- Records for this exercise -

________________________________________

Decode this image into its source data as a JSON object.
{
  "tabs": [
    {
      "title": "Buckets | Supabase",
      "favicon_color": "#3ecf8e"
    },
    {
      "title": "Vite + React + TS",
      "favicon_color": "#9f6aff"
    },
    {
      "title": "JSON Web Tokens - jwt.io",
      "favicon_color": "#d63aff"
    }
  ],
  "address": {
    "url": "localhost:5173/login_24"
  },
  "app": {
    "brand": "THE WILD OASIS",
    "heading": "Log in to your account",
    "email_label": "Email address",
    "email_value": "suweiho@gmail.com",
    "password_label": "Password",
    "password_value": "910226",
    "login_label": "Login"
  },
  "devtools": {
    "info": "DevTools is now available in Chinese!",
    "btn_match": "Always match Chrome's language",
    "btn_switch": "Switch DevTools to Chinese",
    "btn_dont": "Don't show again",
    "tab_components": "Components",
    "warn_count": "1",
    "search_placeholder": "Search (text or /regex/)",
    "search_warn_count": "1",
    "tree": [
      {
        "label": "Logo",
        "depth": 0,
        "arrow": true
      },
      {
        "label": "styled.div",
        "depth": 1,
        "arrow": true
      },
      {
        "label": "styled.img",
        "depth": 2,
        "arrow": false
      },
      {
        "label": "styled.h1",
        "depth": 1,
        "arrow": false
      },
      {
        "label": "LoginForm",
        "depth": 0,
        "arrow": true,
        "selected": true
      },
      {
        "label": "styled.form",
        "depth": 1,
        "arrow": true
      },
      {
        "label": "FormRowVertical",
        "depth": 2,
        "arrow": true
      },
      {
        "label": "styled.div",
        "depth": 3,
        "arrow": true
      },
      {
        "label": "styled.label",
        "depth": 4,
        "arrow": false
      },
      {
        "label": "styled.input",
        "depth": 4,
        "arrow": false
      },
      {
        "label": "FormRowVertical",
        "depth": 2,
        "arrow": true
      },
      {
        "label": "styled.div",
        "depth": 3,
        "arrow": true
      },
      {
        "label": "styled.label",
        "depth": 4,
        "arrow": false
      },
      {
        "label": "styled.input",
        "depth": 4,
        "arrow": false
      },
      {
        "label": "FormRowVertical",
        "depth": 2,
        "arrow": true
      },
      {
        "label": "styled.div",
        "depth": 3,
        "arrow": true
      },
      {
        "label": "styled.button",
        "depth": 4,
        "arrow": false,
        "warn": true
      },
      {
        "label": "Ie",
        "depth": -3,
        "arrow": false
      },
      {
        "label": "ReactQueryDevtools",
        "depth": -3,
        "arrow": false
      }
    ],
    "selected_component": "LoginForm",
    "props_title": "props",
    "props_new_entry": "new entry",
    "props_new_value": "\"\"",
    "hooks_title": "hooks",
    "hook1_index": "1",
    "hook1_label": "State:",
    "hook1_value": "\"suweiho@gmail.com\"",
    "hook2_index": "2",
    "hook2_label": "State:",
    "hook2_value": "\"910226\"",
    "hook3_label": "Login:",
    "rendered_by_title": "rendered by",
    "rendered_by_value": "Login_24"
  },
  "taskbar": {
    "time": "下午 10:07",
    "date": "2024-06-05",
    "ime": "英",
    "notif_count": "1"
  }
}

________________________________________

- What you have to do -
Repeat the data precisely, reproducing every entry.

- Output for this task -
Decode this image into its source data as a JSON object.
{
  "tabs": [
    {
      "title": "Buckets | Supabase",
      "favicon_color": "#3ecf8e"
    },
    {
      "title": "Vite + React + TS",
      "favicon_color": "#9f6aff"
    },
    {
      "title": "JSON Web Tokens - jwt.io",
      "favicon_color": "#d63aff"
    }
  ],
  "address": {
    "url": "localhost:5173/login_24"
  },
  "app": {
    "brand": "THE WILD OASIS",
    "heading": "Log in to your account",
    "email_label": "Email address",
    "email_value": "suweiho@gmail.com",
    "password_label": "Password",
    "password_value": "910226",
    "login_label": "Login"
  },
  "devtools": {
    "info": "DevTools is now available in Chinese!",
    "btn_match": "Always match Chrome's language",
    "btn_switch": "Switch DevTools to Chinese",
    "btn_dont": "Don't show again",
    "tab_components": "Components",
    "warn_count": "1",
    "search_placeholder": "Search (text or /regex/)",
    "search_warn_count": "1",
    "tree": [
      {
        "label": "Logo",
        "depth": 0,
        "arrow": true
      },
      {
        "label": "styled.div",
        "depth": 1,
        "arrow": true
      },
      {
        "label": "styled.img",
        "depth": 2,
        "arrow": false
      },
      {
        "label": "styled.h1",
        "depth": 1,
        "arrow": false
      },
      {
        "label": "LoginForm",
        "depth": 0,
        "arrow": true,
        "selected": true
      },
      {
        "label": "styled.form",
        "depth": 1,
        "arrow": true
      },
      {
        "label": "FormRowVertical",
        "depth": 2,
        "arrow": true
      },
      {
        "label": "styled.div",
        "depth": 3,
        "arrow": true
      },
      {
        "label": "styled.label",
        "depth": 4,
        "arrow": false
      },
      {
        "label": "styled.input",
        "depth": 4,
        "arrow": false
      },
      {
        "label": "FormRowVertical",
        "depth": 2,
        "arrow": true
      },
      {
        "label": "styled.div",
        "depth": 3,
        "arrow": true
      },
      {
        "label": "styled.label",
        "depth": 4,
        "arrow": false
      },
      {
        "label": "styled.input",
        "depth": 4,
        "arrow": false
      },
      {
        "label": "FormRowVertical",
        "depth": 2,
        "arrow": true
      },
      {
        "label": "styled.div",
        "depth": 3,
        "arrow": true
      },
      {
        "label": "styled.button",
        "depth": 4,
        "arrow": false,
        "warn": true
      },
      {
        "label": "Ie",
        "depth": -3,
        "arrow": false
      },
      {
        "label": "ReactQueryDevtools",
        "depth": -3,
        "arrow": false
      }
    ],
    "selected_component": "LoginForm",
    "props_title": "props",
    "props_new_entry": "new entry",
    "props_new_value": "\"\"",
    "hooks_title": "hooks",
    "hook1_index": "1",
    "hook1_label": "State:",
    "hook1_value": "\"suweiho@gmail.com\"",
    "hook2_index": "2",
    "hook2_label": "State:",
    "hook2_value": "\"910226\"",
    "hook3_label": "Login:",
    "rendered_by_title": "rendered by",
    "rendered_by_value": "Login_24"
  },
  "taskbar": {
    "time": "下午 10:07",
    "date": "2024-06-05",
    "ime": "英",
    "notif_count": "1"
  }
}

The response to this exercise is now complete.